# What needs to be done:
How many of the lines below include "useful"? Give the number and no other words.

[Provided material start]

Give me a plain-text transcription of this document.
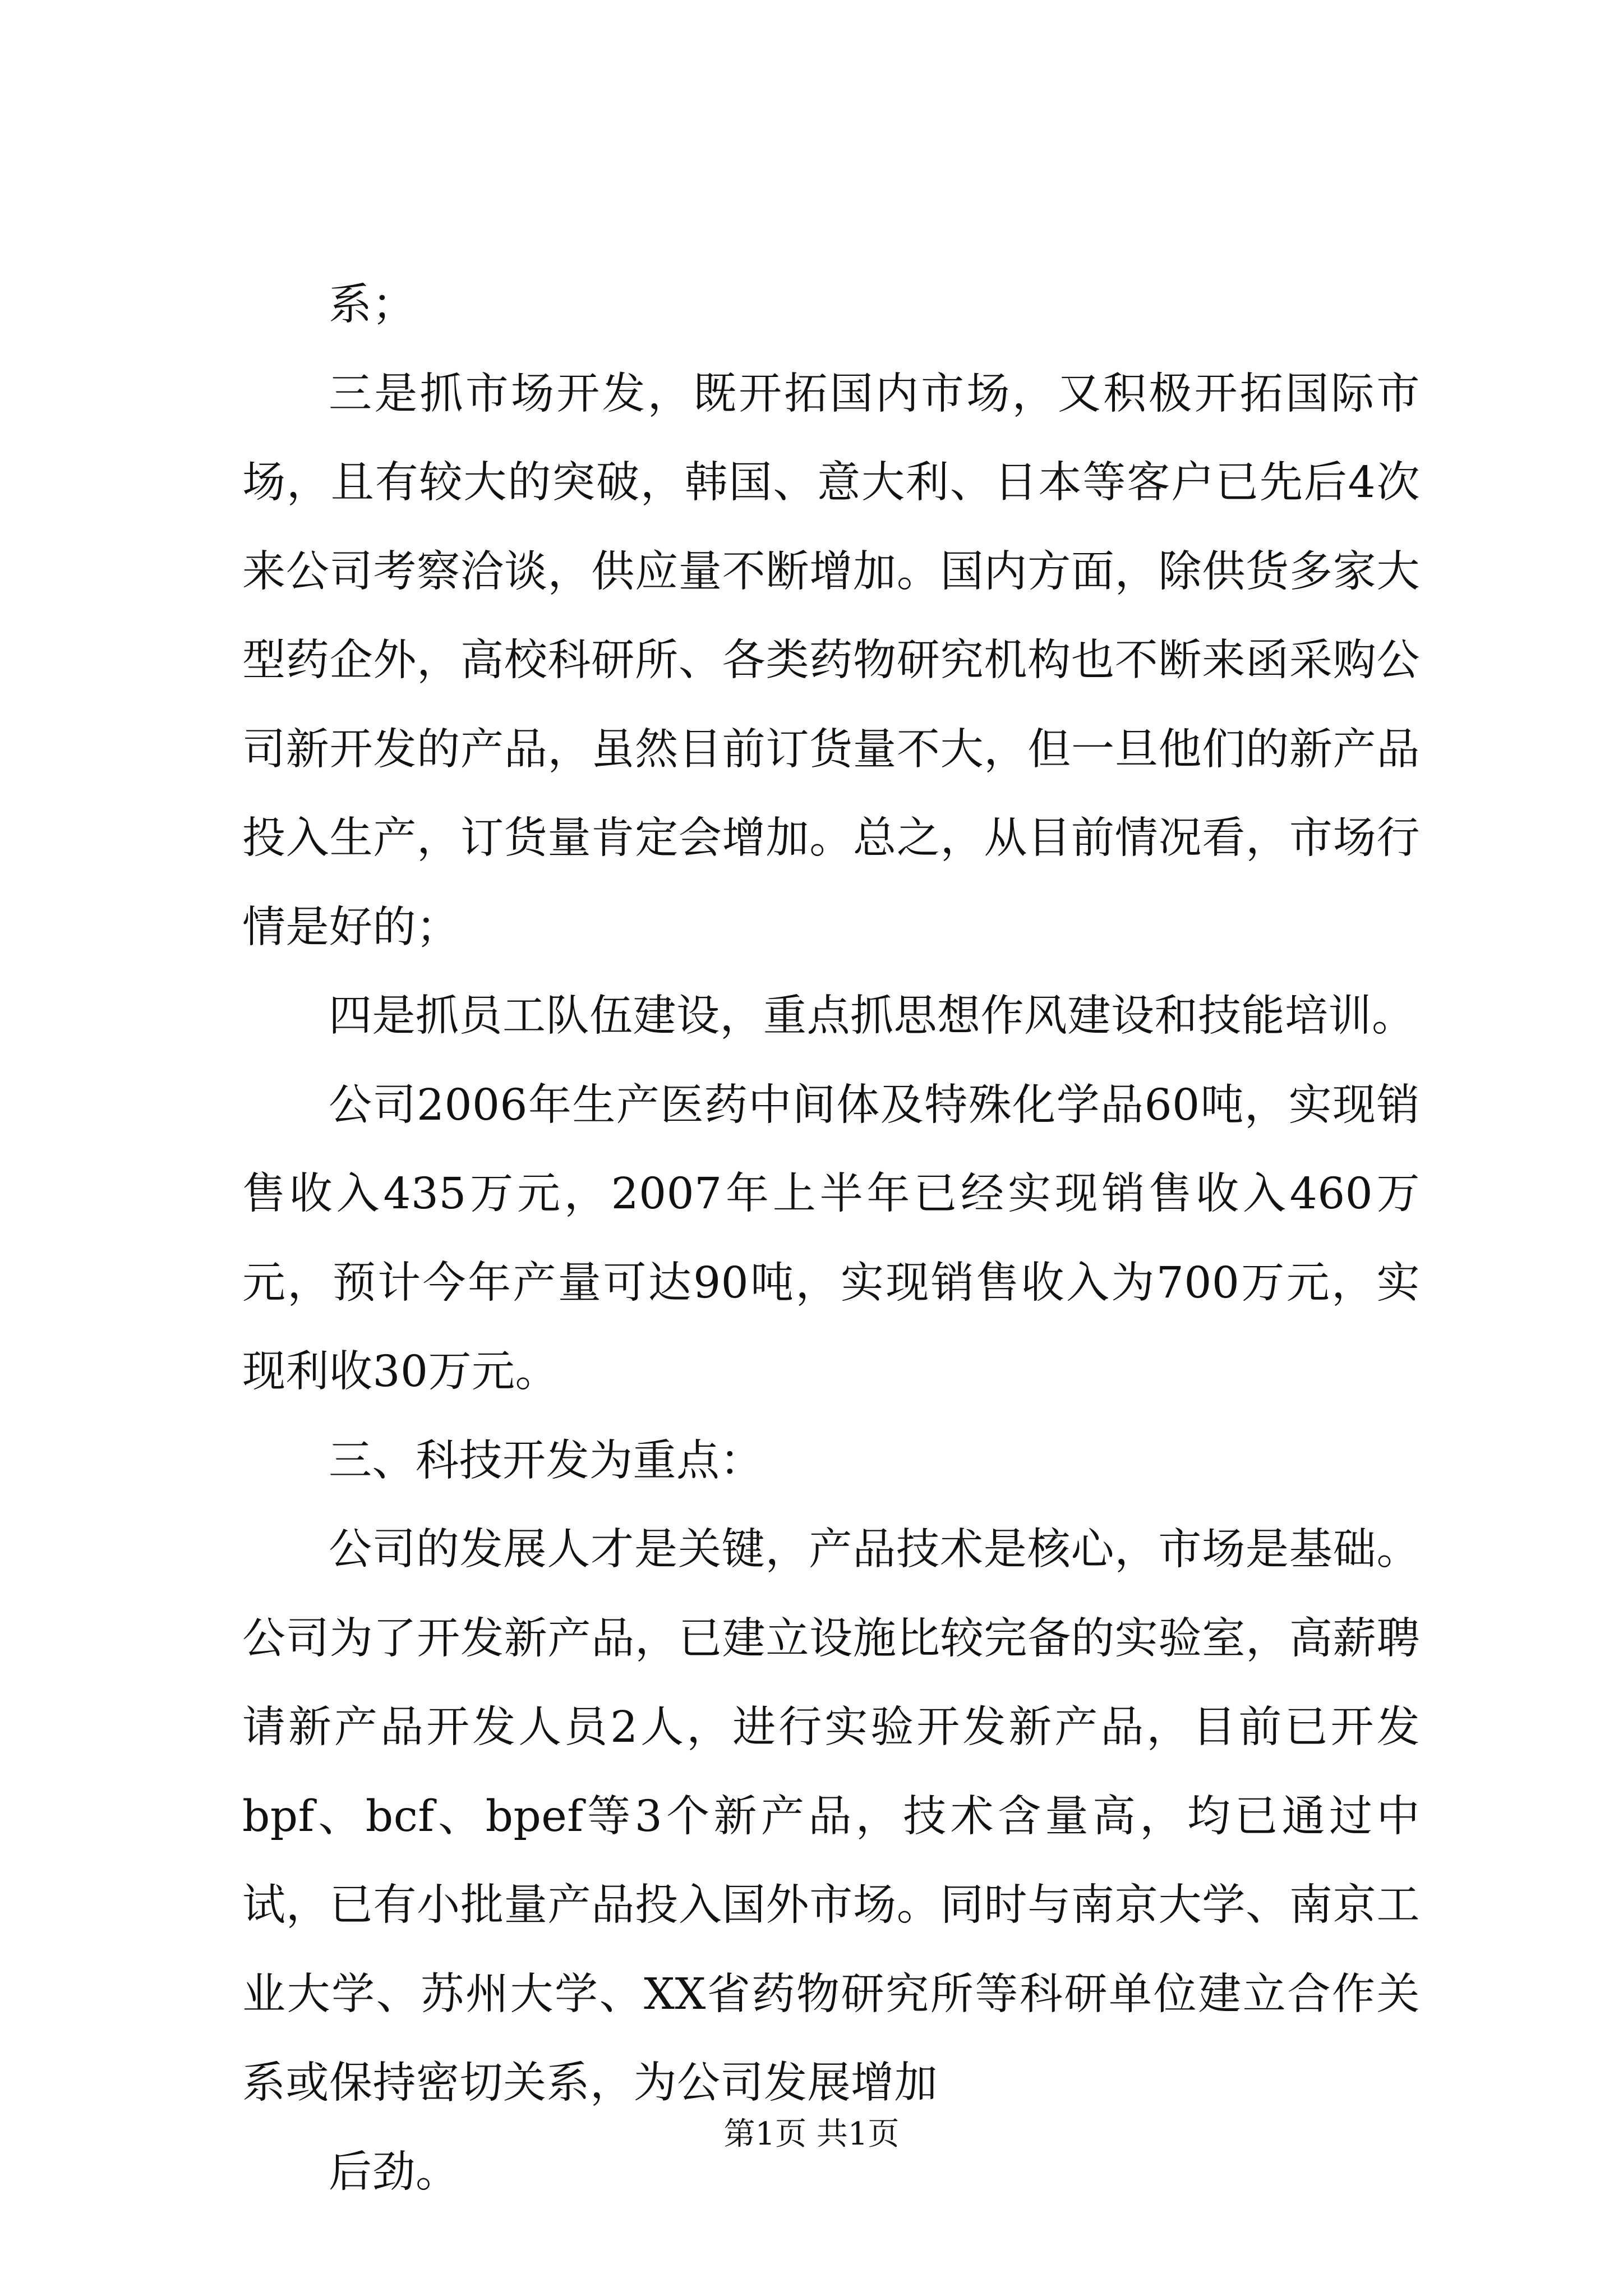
系；

三是抓市场开发，既开拓国内市场，又积极开拓国际市场，且有较大的突破，韩国、意大利、日本等客户已先后4次来公司考察洽谈，供应量不断增加。国内方面，除供货多家大型药企外，高校科研所、各类药物研究机构也不断来函采购公司新开发的产品，虽然目前订货量不大，但一旦他们的新产品投入生产，订货量肯定会增加。总之，从目前情况看，市场行情是好的；

四是抓员工队伍建设，重点抓思想作风建设和技能培训。

公司2006年生产医药中间体及特殊化学品60吨，实现销售收入435万元，2007年上半年已经实现销售收入460万元，预计今年产量可达90吨，实现销售收入为700万元，实现利收30万元。

三、科技开发为重点：

公司的发展人才是关键，产品技术是核心，市场是基础。公司为了开发新产品，已建立设施比较完备的实验室，高薪聘请新产品开发人员2人，进行实验开发新产品，目前已开发bpf、bcf、bpef等3个新产品，技术含量高，均已通过中试，已有小批量产品投入国外市场。同时与南京大学、南京工业大学、苏州大学、XX省药物研究所等科研单位建立合作关系或保持密切关系，为公司发展增加

后劲。

第1页 共1页
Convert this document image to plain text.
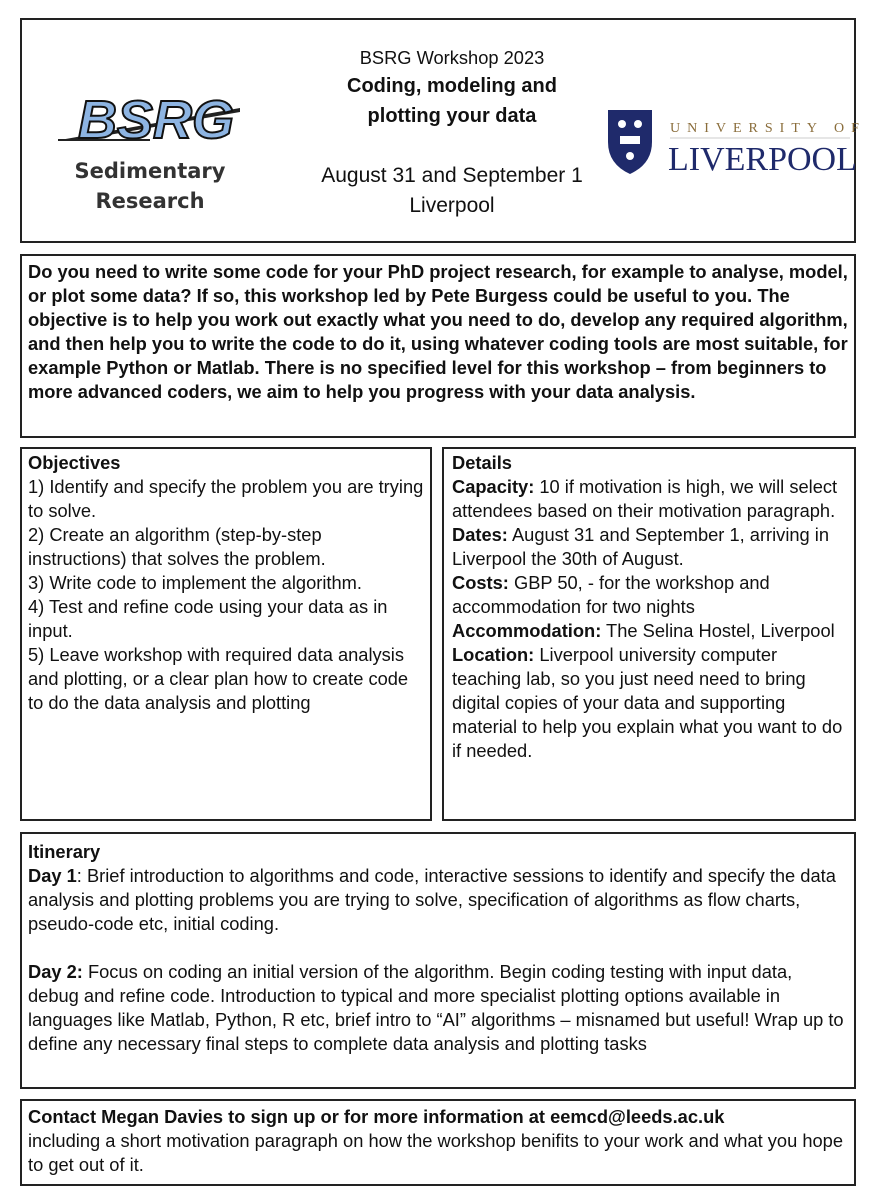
BSRG
Sedimentary
Research
BSRG Workshop 2023
Coding, modeling and
plotting your data
August 31 and September 1
Liverpool
UNIVERSITY OF
LIVERPOOL

Do you need to write some code for your PhD project research, for example to analyse, model, or plot some data? If so, this workshop led by Pete Burgess could be useful to you. The objective is to help you work out exactly what you need to do, develop any required algorithm, and then help you to write the code to do it, using whatever coding tools are most suitable, for example Python or Matlab. There is no specified level for this workshop – from beginners to more advanced coders, we aim to help you progress with your data analysis.

Objectives

1) Identify and specify the problem you are trying to solve.

2) Create an algorithm (step-by-step instructions) that solves the problem.

3) Write code to implement the algorithm.

4) Test and refine code using your data as in input.

5) Leave workshop with required data analysis and plotting, or a clear plan how to create code to do the data analysis and plotting

Details

Capacity: 10 if motivation is high, we will select attendees based on their motivation paragraph.

Dates: August 31 and September 1, arriving in Liverpool the 30th of August.

Costs: GBP 50, - for the workshop and accommodation for two nights

Accommodation: The Selina Hostel, Liverpool

Location: Liverpool university computer teaching lab, so you just need need to bring digital copies of your data and supporting material to help you explain what you want to do if needed.

Itinerary

Day 1: Brief introduction to algorithms and code, interactive sessions to identify and specify the data analysis and plotting problems you are trying to solve, specification of algorithms as flow charts, pseudo-code etc, initial coding.

Day 2: Focus on coding an initial version of the algorithm. Begin coding testing with input data, debug and refine code. Introduction to typical and more specialist plotting options available in languages like Matlab, Python, R etc, brief intro to “AI” algorithms – misnamed but useful! Wrap up to define any necessary final steps to complete data analysis and plotting tasks

Contact Megan Davies to sign up or for more information at eemcd@leeds.ac.uk

including a short motivation paragraph on how the workshop benifits to your work and what you hope to get out of it.
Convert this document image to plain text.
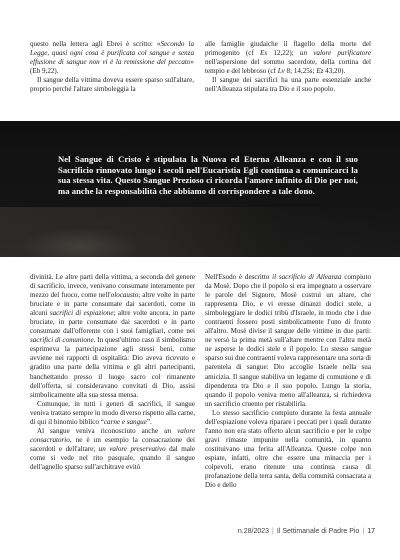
questo nella lettera agli Ebrei è scritto: «Secondo la Legge, quasi ogni cosa è purificata col sangue e senza effusione di sangue non vi è la remissione del peccato» (Eb 9,22).

Il sangue della vittima doveva essere sparso sull'altare, proprio perché l'altare simboleggia la

alle famiglie giudaiche il flagello della morte del primogenito (cf Es 12,22); un valore purificatore nell'aspersione del sommo sacerdote, della cortina del tempio e del lebbroso (cf Lv 8; 14,25s; Ez 43,20).

Il sangue dei sacrifici ha una parte essenziale anche nell'Alleanza stipulata tra Dio e il suo popolo.

Nel Sangue di Cristo è stipulata la Nuova ed Eterna Alleanza e con il suo Sacrificio rinnovato lungo i secoli nell'Eucaristia Egli continua a comunicarci la sua stessa vita. Questo Sangue Prezioso ci ricorda l'amore infinito di Dio per noi, ma anche la responsabilità che abbiamo di corrispondere a tale dono.

divinità. Le altre parti della vittima, a seconda del genere di sacrificio, invece, venivano consumate interamente per mezzo del fuoco, come nell'olocausto; altre volte in parte bruciate e in parte consumate dai sacerdoti, come in alcuni sacrifici di espiazione; altre volte ancora, in parte bruciate, in parte consumate dai sacerdoti e in parte consumate dall'offerente con i suoi famigliari, come nei sacrifici di comunione. In quest'ultimo caso il simbolismo esprimeva la partecipazione agli stessi beni, come avviene nei rapporti di ospitalità: Dio aveva ricevuto e gradito una parte della vittima e gli altri partecipanti, banchettando presso il luogo sacro col rimanente dell'offerta, si consideravano convitati di Dio, assisi simbolicamente alla sua stessa mensa.

Comunque, in tutti i generi di sacrifici, il sangue veniva trattato sempre in modo diverso rispetto alla carne, di qui il binomio biblico “carne e sangue”.

Al sangue veniva riconosciuto anche un valore consacratorio, ne è un esempio la consacrazione dei sacerdoti e dell'altare; un valore preservativo dal male come si vede nel rito pasquale, quando il sangue dell'agnello sparso sull'architrave evitò

Nell'Esodo è descritto il sacrificio di Alleanza compiuto da Mosè. Dopo che il popolo si era impegnato a osservare le parole del Signore, Mosè costruì un altare, che rappresenta Dio, e vi eresse dinanzi dodici stele, a simboleggiare le dodici tribù d'Israele, in modo che i due contraenti fossero posti simbolicamente l'uno di fronte all'altro. Mosè divise il sangue delle vittime in due parti: ne versò la prima metà sull'altare mentre con l'altra metà ne asperse le dodici stele e il popolo. Lo stesso sangue sparso sui due contraenti voleva rappresentare una sorta di parentela di sangue: Dio accoglie Israele nella sua amicizia. Il sangue stabiliva un legame di comunione e di dipendenza tra Dio e il suo popolo. Lungo la storia, quando il popolo veniva meno all'alleanza, si richiedeva un sacrificio cruento per ristabilirla.

Lo stesso sacrificio compiuto durante la festa annuale dell'espiazione voleva riparare i peccati per i quali durante l'anno non era stato offerto alcun sacrificio e per le colpe gravi rimaste impunite nella comunità, in quanto costituivano una ferita all'Alleanza. Queste colpe non espiate, infatti, oltre che essere una minaccia per i colpevoli, erano ritenute una continua causa di profanazione della terra santa, della comunità consacrata a Dio e dello

n.28/2023 | Il Settimanale di Padre Pio | 17
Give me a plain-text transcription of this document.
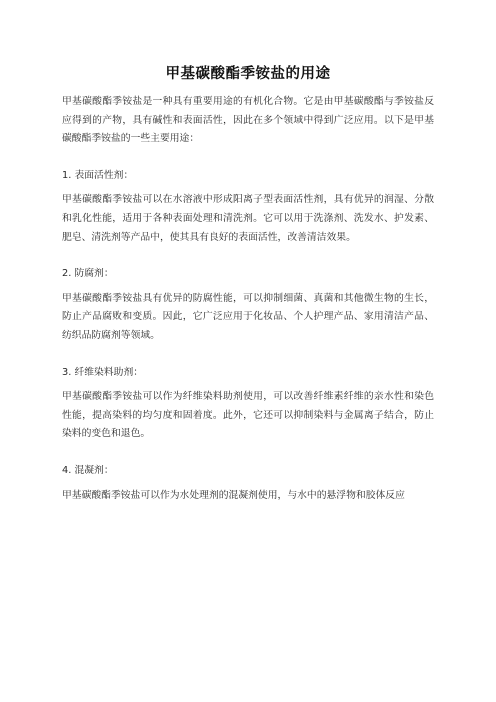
甲基碳酸酯季铵盐的用途

甲基碳酸酯季铵盐是一种具有重要用途的有机化合物。它是由甲基碳酸酯与季铵盐反应得到的产物，具有碱性和表面活性，因此在多个领域中得到广泛应用。以下是甲基碳酸酯季铵盐的一些主要用途：

1. 表面活性剂：

甲基碳酸酯季铵盐可以在水溶液中形成阳离子型表面活性剂，具有优异的润湿、分散和乳化性能，适用于各种表面处理和清洗剂。它可以用于洗涤剂、洗发水、护发素、肥皂、清洗剂等产品中，使其具有良好的表面活性，改善清洁效果。

2. 防腐剂：

甲基碳酸酯季铵盐具有优异的防腐性能，可以抑制细菌、真菌和其他微生物的生长，防止产品腐败和变质。因此，它广泛应用于化妆品、个人护理产品、家用清洁产品、纺织品防腐剂等领域。

3. 纤维染料助剂：

甲基碳酸酯季铵盐可以作为纤维染料助剂使用，可以改善纤维素纤维的亲水性和染色性能，提高染料的均匀度和固着度。此外，它还可以抑制染料与金属离子结合，防止染料的变色和退色。

4. 混凝剂：

甲基碳酸酯季铵盐可以作为水处理剂的混凝剂使用，与水中的悬浮物和胶体反应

[Provided material end]

# Task result:
2